#### DATA ENTRIES
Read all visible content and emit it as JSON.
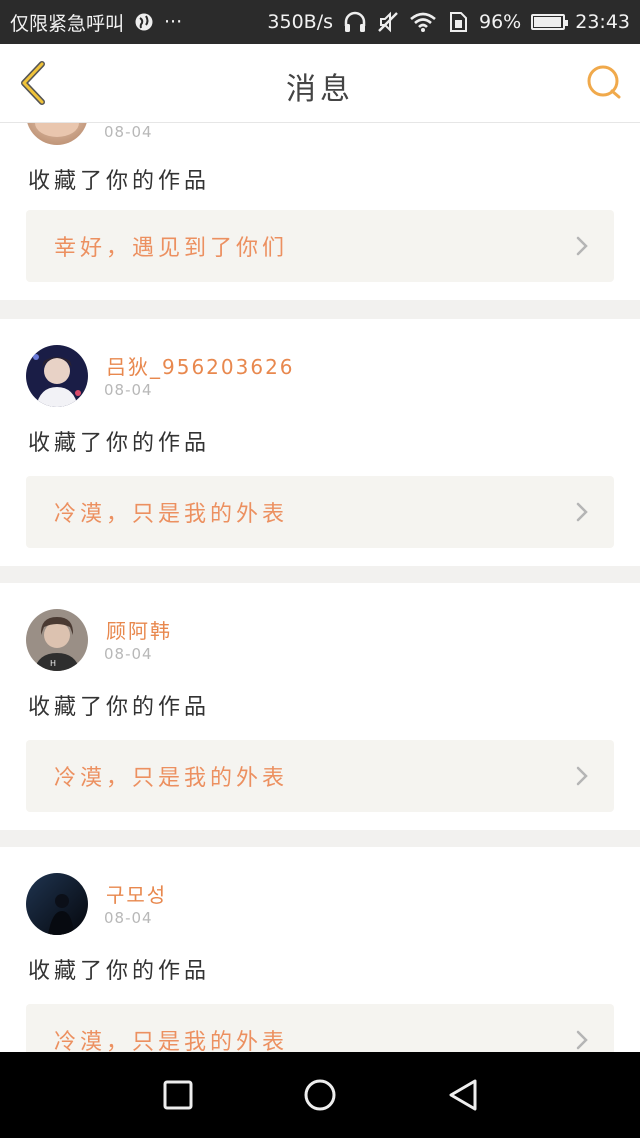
{
  "status_bar": {
    "carrier": "仅限紧急呼叫",
    "dots": "···",
    "speed": "350B/s",
    "battery_percent": "96%",
    "battery_level": 0.96,
    "time": "23:43"
  },
  "header": {
    "title": "消息",
    "back_icon": "chevron-left-icon",
    "search_icon": "search-icon",
    "accent": "#f0a94b"
  },
  "notifications": [
    {
      "username": "",
      "date": "08-04",
      "action": "收藏了你的作品",
      "work_title": "幸好，遇见到了你们"
    },
    {
      "username": "吕狄_956203626",
      "date": "08-04",
      "action": "收藏了你的作品",
      "work_title": "冷漠，只是我的外表"
    },
    {
      "username": "顾阿韩",
      "date": "08-04",
      "action": "收藏了你的作品",
      "work_title": "冷漠，只是我的外表"
    },
    {
      "username": "구모성",
      "date": "08-04",
      "action": "收藏了你的作品",
      "work_title": "冷漠，只是我的外表"
    }
  ],
  "nav_bar": {
    "recent_icon": "square-icon",
    "home_icon": "circle-icon",
    "back_icon": "triangle-back-icon"
  },
  "colors": {
    "username": "#e8884e",
    "work_title": "#ec9060",
    "work_box": "#f5f4f0",
    "separator": "#f2f1ef"
  }
}
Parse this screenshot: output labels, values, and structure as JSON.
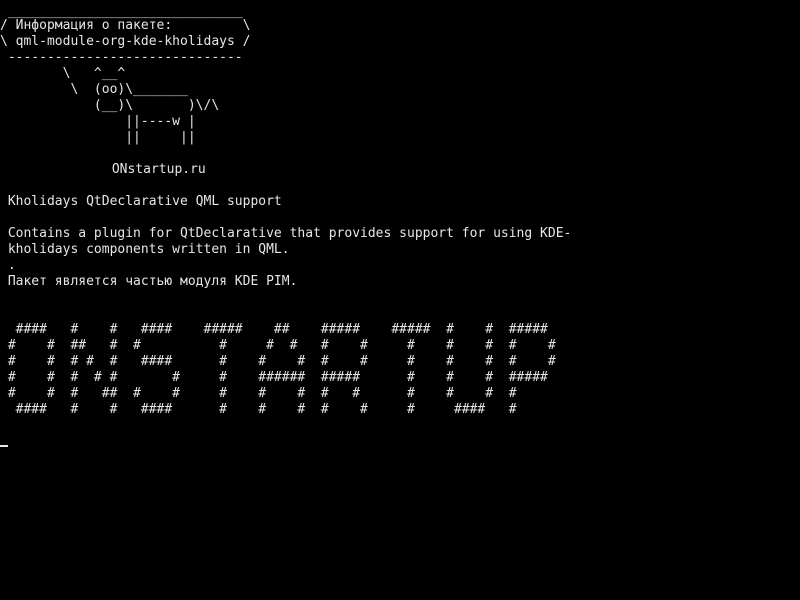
{
  "cowsay": {
    "bubble_top": " ______________________________",
    "bubble_line1": "/ Информация о пакете:         \\",
    "bubble_line2": "\\ qml-module-org-kde-kholidays /",
    "bubble_bottom": " ------------------------------",
    "cow_line1": "        \\   ^__^",
    "cow_line2": "         \\  (oo)\\_______",
    "cow_line3": "            (__)\\       )\\/\\",
    "cow_line4": "                ||----w |",
    "cow_line5": "                ||     ||"
  },
  "site": " ONstartup.ru",
  "package": {
    "summary": " Kholidays QtDeclarative QML support",
    "description_line1": " Contains a plugin for QtDeclarative that provides support for using KDE-",
    "description_line2": " kholidays components written in QML.",
    "dot": " .",
    "part_of": " Пакет является частью модуля KDE PIM."
  },
  "banner": {
    "line1": "  ####   #    #   ####    #####    ##    #####    #####  #    #  #####",
    "line2": " #    #  ##   #  #          #     #  #   #    #     #    #    #  #    #",
    "line3": " #    #  # #  #   ####      #    #    #  #    #     #    #    #  #    #",
    "line4": " #    #  #  # #       #     #    ######  #####      #    #    #  #####",
    "line5": " #    #  #   ##  #    #     #    #    #  #   #      #    #    #  #",
    "line6": "  ####   #    #   ####      #    #    #  #    #     #     ####   #"
  }
}
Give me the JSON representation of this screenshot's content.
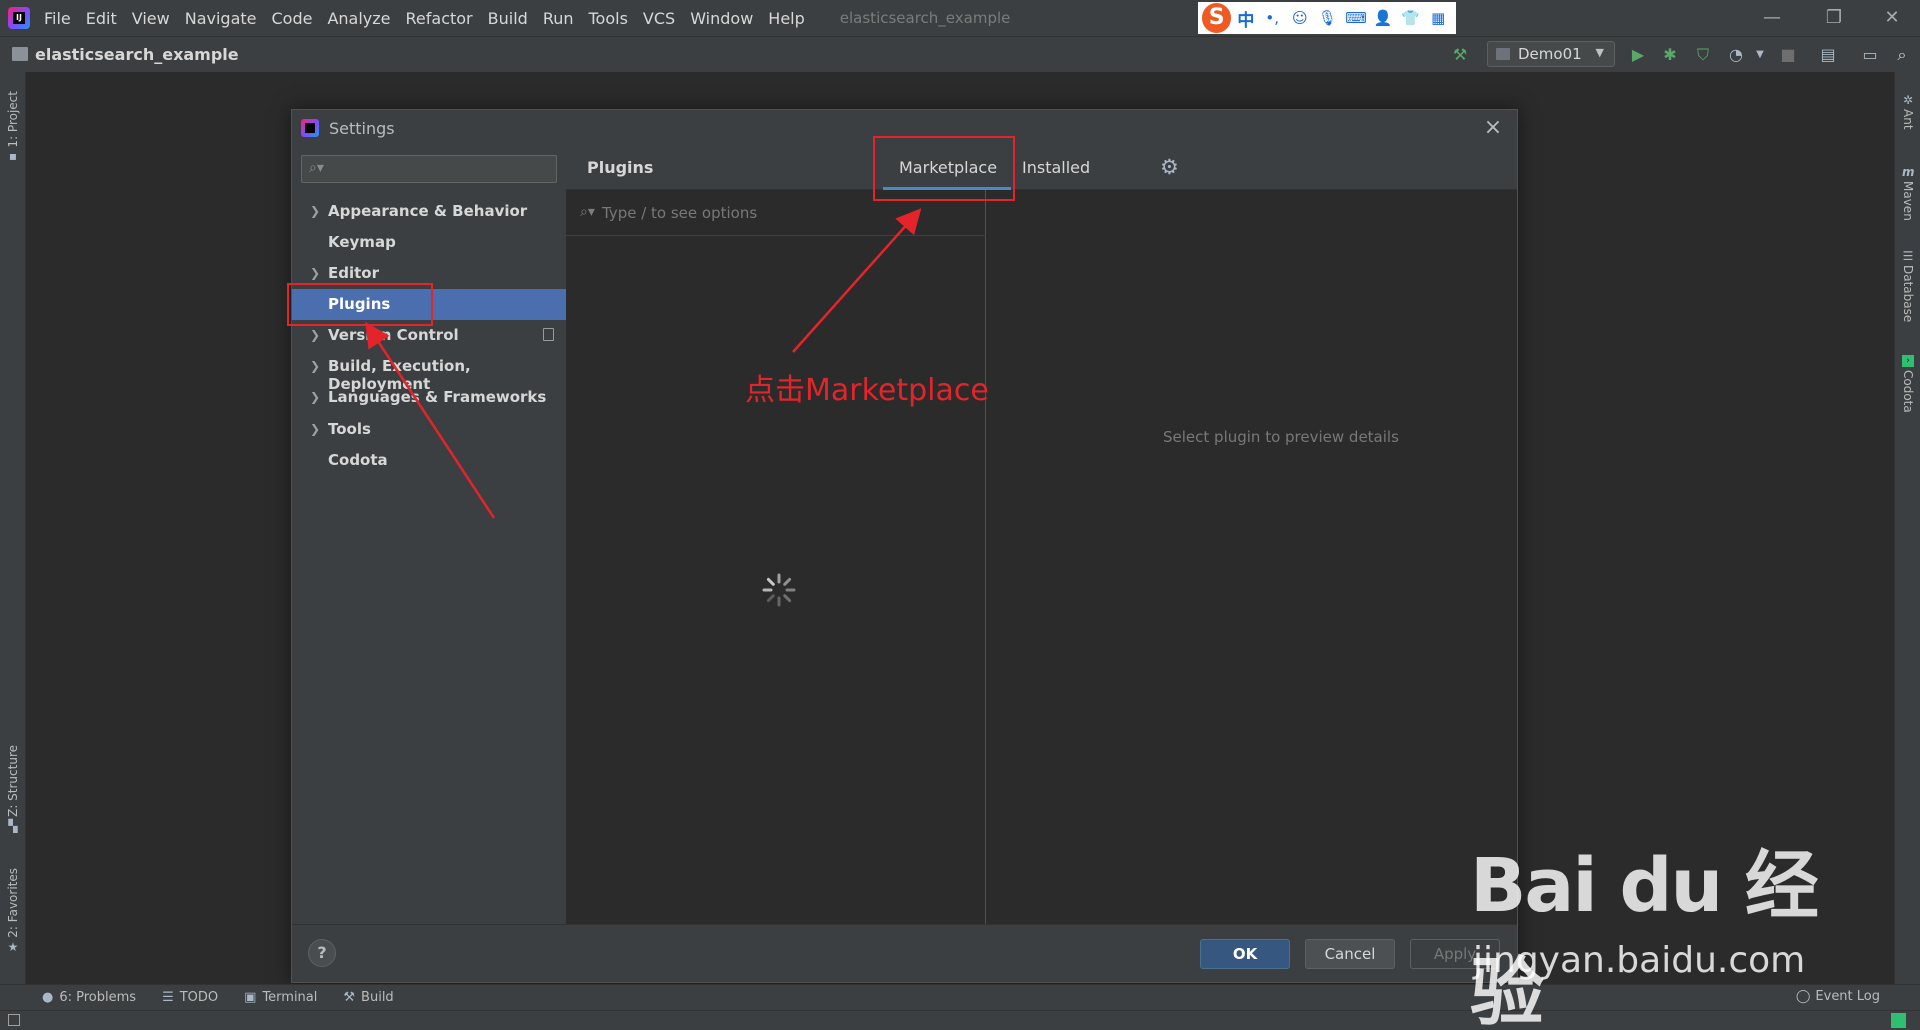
{
  "menubar": {
    "items": [
      "File",
      "Edit",
      "View",
      "Navigate",
      "Code",
      "Analyze",
      "Refactor",
      "Build",
      "Run",
      "Tools",
      "VCS",
      "Window",
      "Help"
    ],
    "project_title": "elasticsearch_example",
    "ime": {
      "lang": "中",
      "punct": "•,",
      "icons": [
        "emoji-icon",
        "mic-icon",
        "keyboard-icon",
        "user-icon",
        "shirt-icon",
        "grid-icon"
      ]
    }
  },
  "toolbar": {
    "project_name": "elasticsearch_example",
    "run_config": "Demo01"
  },
  "left_strip": {
    "project": "1: Project",
    "structure": "Z: Structure",
    "favorites": "2: Favorites"
  },
  "right_strip": {
    "ant": "Ant",
    "maven": "Maven",
    "database": "Database",
    "codota": "Codota"
  },
  "bottom_tabs": {
    "problems": "6: Problems",
    "todo": "TODO",
    "terminal": "Terminal",
    "build": "Build",
    "event_log": "Event Log"
  },
  "dialog": {
    "title": "Settings",
    "nav": [
      {
        "label": "Appearance & Behavior",
        "expandable": true
      },
      {
        "label": "Keymap",
        "expandable": false
      },
      {
        "label": "Editor",
        "expandable": true
      },
      {
        "label": "Plugins",
        "expandable": false,
        "selected": true
      },
      {
        "label": "Version Control",
        "expandable": true
      },
      {
        "label": "Build, Execution, Deployment",
        "expandable": true
      },
      {
        "label": "Languages & Frameworks",
        "expandable": true
      },
      {
        "label": "Tools",
        "expandable": true
      },
      {
        "label": "Codota",
        "expandable": false
      }
    ],
    "content_title": "Plugins",
    "tabs": {
      "marketplace": "Marketplace",
      "installed": "Installed"
    },
    "search_placeholder": "Type / to see options",
    "preview_text": "Select plugin to preview details",
    "buttons": {
      "help": "?",
      "ok": "OK",
      "cancel": "Cancel",
      "apply": "Apply"
    }
  },
  "annotation": {
    "text": "点击Marketplace",
    "color": "#e3242b"
  },
  "watermark": {
    "logo": "Bai du 经验",
    "url": "jingyan.baidu.com"
  },
  "colors": {
    "accent": "#4b6eaf",
    "tab_underline": "#4a88c7",
    "ok_button": "#365880",
    "bg": "#2b2b2b",
    "panel": "#3c3f41"
  }
}
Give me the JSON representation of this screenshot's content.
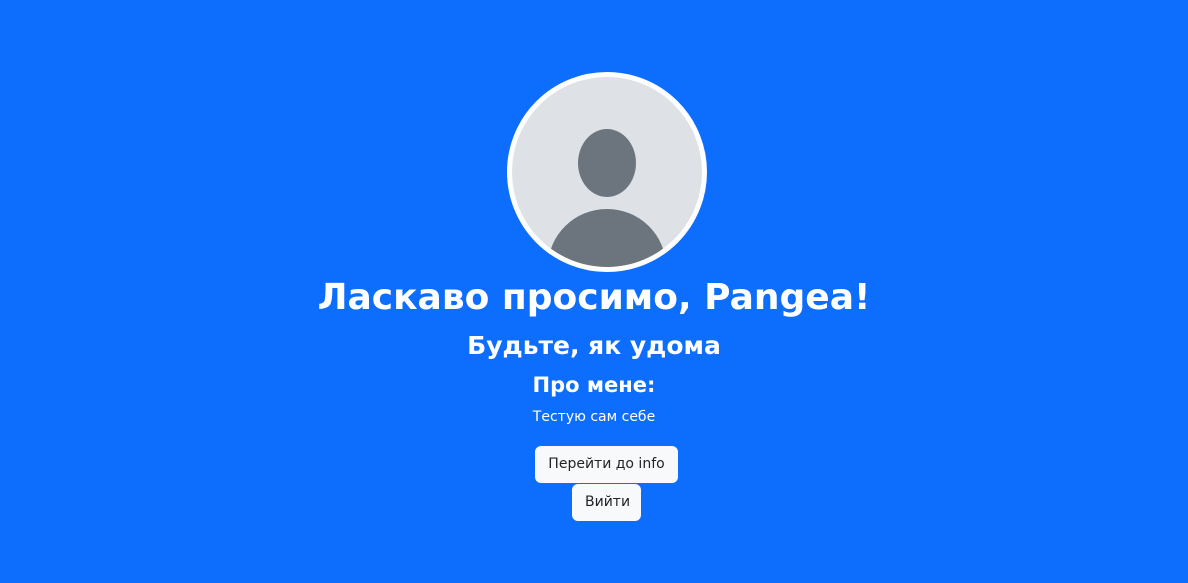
{
  "profile": {
    "welcome": "Ласкаво просимо, Pangea!",
    "subtitle": "Будьте, як удома",
    "about_title": "Про мене:",
    "about_text": "Тестую сам себе"
  },
  "actions": {
    "go_info_label": "Перейти до info",
    "logout_label": "Вийти"
  },
  "colors": {
    "background": "#0d6efd",
    "avatar_background": "#dee2e6",
    "avatar_figure": "#6c757d",
    "button_background": "#f8f9fa"
  },
  "icons": {
    "avatar": "default-user-avatar"
  }
}
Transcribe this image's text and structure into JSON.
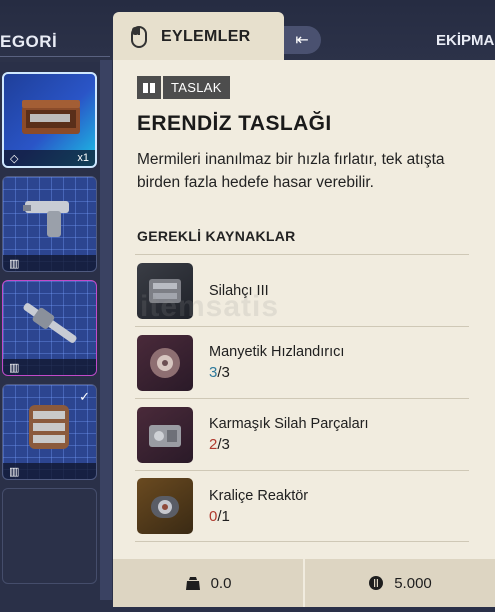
{
  "background": {
    "category_label": "EGORİ",
    "equipment_label": "EKİPMA",
    "slots": [
      {
        "badge": "x1",
        "selected": true
      },
      {
        "badge": ""
      },
      {
        "badge": ""
      },
      {
        "badge": "",
        "checked": true
      },
      {
        "badge": ""
      }
    ]
  },
  "tooltip": {
    "actions_label": "EYLEMLER",
    "tag_label": "TASLAK",
    "title": "ERENDİZ TASLAĞI",
    "description": "Mermileri inanılmaz bir hızla fırlatır, tek atışta birden fazla hedefe hasar verebilir.",
    "requirements_title": "GEREKLİ KAYNAKLAR",
    "requirements": [
      {
        "name": "Silahçı III",
        "have": "",
        "sep": "",
        "need": "",
        "status": "none"
      },
      {
        "name": "Manyetik Hızlandırıcı",
        "have": "3",
        "sep": "/",
        "need": "3",
        "status": "ok"
      },
      {
        "name": "Karmaşık Silah Parçaları",
        "have": "2",
        "sep": "/",
        "need": "3",
        "status": "low"
      },
      {
        "name": "Kraliçe Reaktör",
        "have": "0",
        "sep": "/",
        "need": "1",
        "status": "low"
      }
    ],
    "footer": {
      "weight": "0.0",
      "price": "5.000"
    }
  },
  "watermark": "itemsatis"
}
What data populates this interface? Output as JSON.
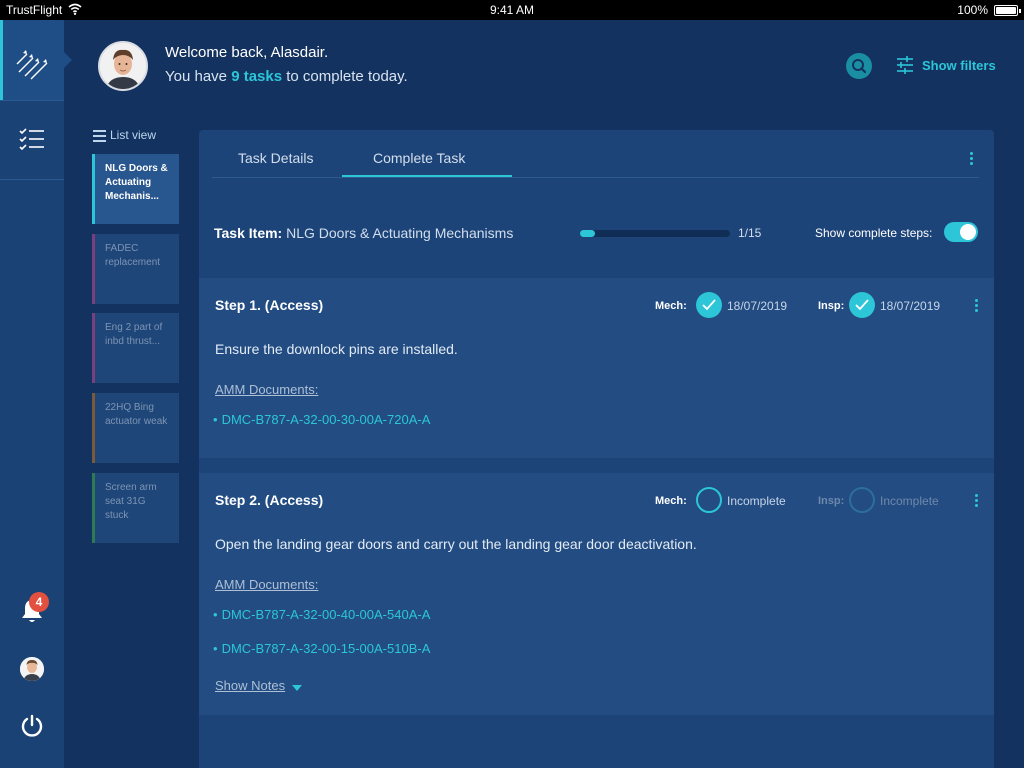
{
  "status_bar": {
    "carrier": "TrustFlight",
    "time": "9:41 AM",
    "battery": "100%"
  },
  "header": {
    "welcome": "Welcome back, Alasdair.",
    "tasks_prefix": "You have ",
    "tasks_count": "9 tasks",
    "tasks_suffix": " to complete today.",
    "show_filters": "Show filters"
  },
  "rail": {
    "notification_count": "4"
  },
  "list": {
    "view_label": "List view",
    "items": [
      {
        "label": "NLG Doors & Actuating Mechanis...",
        "accent": "#2cc6d8"
      },
      {
        "label": "FADEC replacement",
        "accent": "#7a3f7d"
      },
      {
        "label": "Eng 2 part of inbd thrust...",
        "accent": "#7a3f7d"
      },
      {
        "label": "22HQ Bing actuator weak",
        "accent": "#7b5a3b"
      },
      {
        "label": "Screen arm seat 31G stuck",
        "accent": "#2d7a55"
      }
    ]
  },
  "panel": {
    "tabs": [
      "Task Details",
      "Complete Task"
    ],
    "active_tab": 1,
    "task_item_label": "Task Item:",
    "task_item_name": "NLG Doors & Actuating Mechanisms",
    "progress_fraction": 0.0667,
    "progress_text": "1/15",
    "show_complete_label": "Show complete steps:",
    "show_complete_on": true,
    "steps": [
      {
        "title": "Step 1. (Access)",
        "mech_label": "Mech:",
        "mech_value": "18/07/2019",
        "insp_label": "Insp:",
        "insp_value": "18/07/2019",
        "description": "Ensure the downlock pins are installed.",
        "amm_label": "AMM Documents:",
        "documents": [
          "DMC-B787-A-32-00-30-00A-720A-A"
        ]
      },
      {
        "title": "Step 2. (Access)",
        "mech_label": "Mech:",
        "mech_value": "Incomplete",
        "insp_label": "Insp:",
        "insp_value": "Incomplete",
        "description": "Open the landing gear doors and carry out the landing gear door deactivation.",
        "amm_label": "AMM Documents:",
        "documents": [
          "DMC-B787-A-32-00-40-00A-540A-A",
          "DMC-B787-A-32-00-15-00A-510B-A"
        ],
        "show_notes": "Show Notes"
      }
    ]
  },
  "colors": {
    "accent": "#2cc6d8",
    "background": "#13325f",
    "panel": "#1d4478",
    "badge": "#e2503f"
  },
  "icons": [
    "wifi-icon",
    "logo-icon",
    "tasks-icon",
    "bell-icon",
    "power-icon",
    "search-icon",
    "filters-icon",
    "list-icon",
    "check-icon",
    "kebab-icon",
    "caret-down-icon"
  ]
}
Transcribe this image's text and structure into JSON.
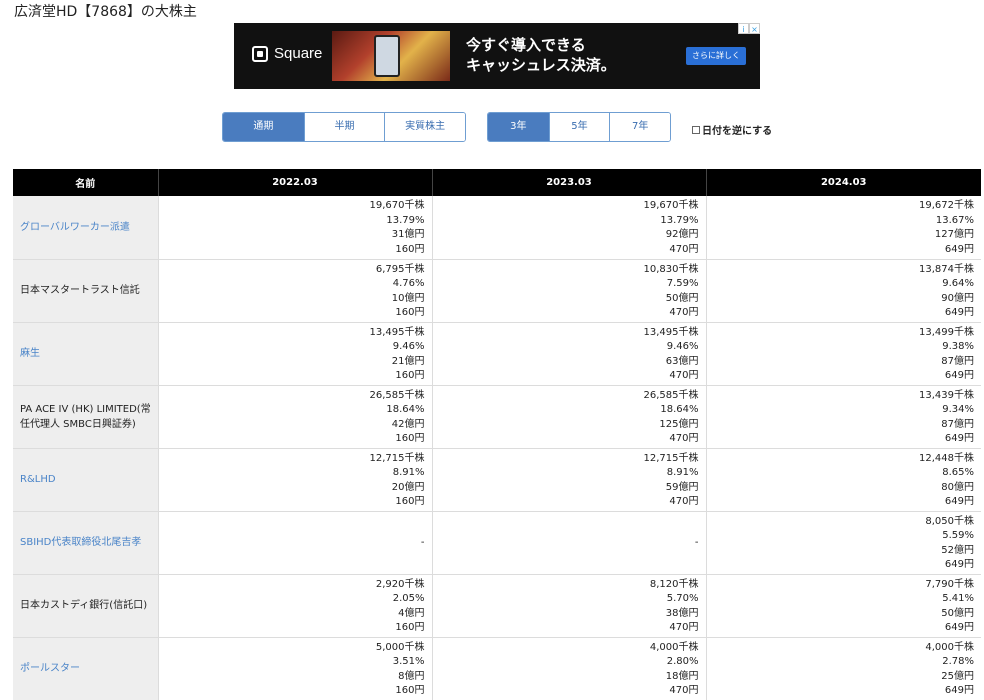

#### DO THIS
Extract every line above that contains the word "filters".

#### EXERCISE RESPONSE
    "show_filters": "Show filters"
    "filters-icon",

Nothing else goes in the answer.